**What is being asked**.
Transcribe the listing exactly, leaving out every picture.

# Exercise input start

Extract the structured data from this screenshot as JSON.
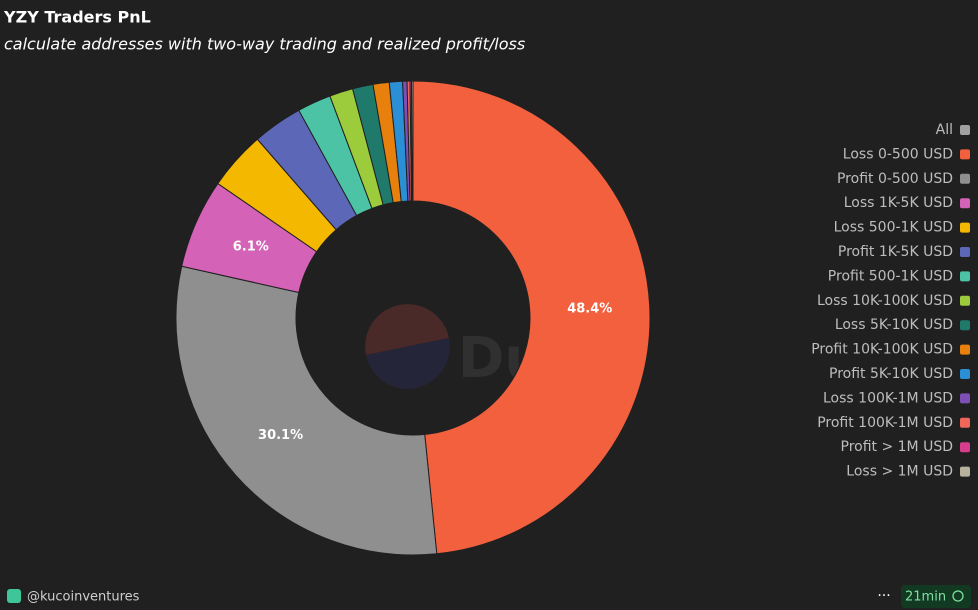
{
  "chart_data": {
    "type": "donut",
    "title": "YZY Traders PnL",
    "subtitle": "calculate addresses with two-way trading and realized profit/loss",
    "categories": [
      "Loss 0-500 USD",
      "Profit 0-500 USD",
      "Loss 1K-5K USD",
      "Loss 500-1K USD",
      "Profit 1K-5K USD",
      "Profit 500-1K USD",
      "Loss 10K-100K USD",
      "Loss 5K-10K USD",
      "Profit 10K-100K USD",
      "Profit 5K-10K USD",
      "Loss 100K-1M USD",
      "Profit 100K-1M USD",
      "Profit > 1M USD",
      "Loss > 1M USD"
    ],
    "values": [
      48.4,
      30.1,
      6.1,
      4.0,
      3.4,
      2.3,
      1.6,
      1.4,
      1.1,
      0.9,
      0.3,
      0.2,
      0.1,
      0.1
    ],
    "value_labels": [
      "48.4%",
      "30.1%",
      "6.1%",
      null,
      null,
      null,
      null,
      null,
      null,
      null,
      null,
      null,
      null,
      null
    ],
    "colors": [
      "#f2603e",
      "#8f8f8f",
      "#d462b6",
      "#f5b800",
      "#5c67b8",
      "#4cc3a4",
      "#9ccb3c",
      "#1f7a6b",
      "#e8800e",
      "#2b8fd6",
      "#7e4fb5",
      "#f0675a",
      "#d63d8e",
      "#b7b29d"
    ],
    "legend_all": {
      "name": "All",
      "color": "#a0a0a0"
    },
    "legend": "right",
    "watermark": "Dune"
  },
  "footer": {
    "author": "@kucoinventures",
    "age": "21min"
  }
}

# Exercise input end

**Reply to the task**.
Extract the structured data from this screenshot as JSON.
{
  "chart_data": {
    "type": "donut",
    "title": "YZY Traders PnL",
    "subtitle": "calculate addresses with two-way trading and realized profit/loss",
    "categories": [
      "Loss 0-500 USD",
      "Profit 0-500 USD",
      "Loss 1K-5K USD",
      "Loss 500-1K USD",
      "Profit 1K-5K USD",
      "Profit 500-1K USD",
      "Loss 10K-100K USD",
      "Loss 5K-10K USD",
      "Profit 10K-100K USD",
      "Profit 5K-10K USD",
      "Loss 100K-1M USD",
      "Profit 100K-1M USD",
      "Profit > 1M USD",
      "Loss > 1M USD"
    ],
    "values": [
      48.4,
      30.1,
      6.1,
      4.0,
      3.4,
      2.3,
      1.6,
      1.4,
      1.1,
      0.9,
      0.3,
      0.2,
      0.1,
      0.1
    ],
    "value_labels": [
      "48.4%",
      "30.1%",
      "6.1%",
      null,
      null,
      null,
      null,
      null,
      null,
      null,
      null,
      null,
      null,
      null
    ],
    "colors": [
      "#f2603e",
      "#8f8f8f",
      "#d462b6",
      "#f5b800",
      "#5c67b8",
      "#4cc3a4",
      "#9ccb3c",
      "#1f7a6b",
      "#e8800e",
      "#2b8fd6",
      "#7e4fb5",
      "#f0675a",
      "#d63d8e",
      "#b7b29d"
    ],
    "legend_all": {
      "name": "All",
      "color": "#a0a0a0"
    },
    "legend": "right",
    "watermark": "Dune"
  },
  "footer": {
    "author": "@kucoinventures",
    "age": "21min"
  }
}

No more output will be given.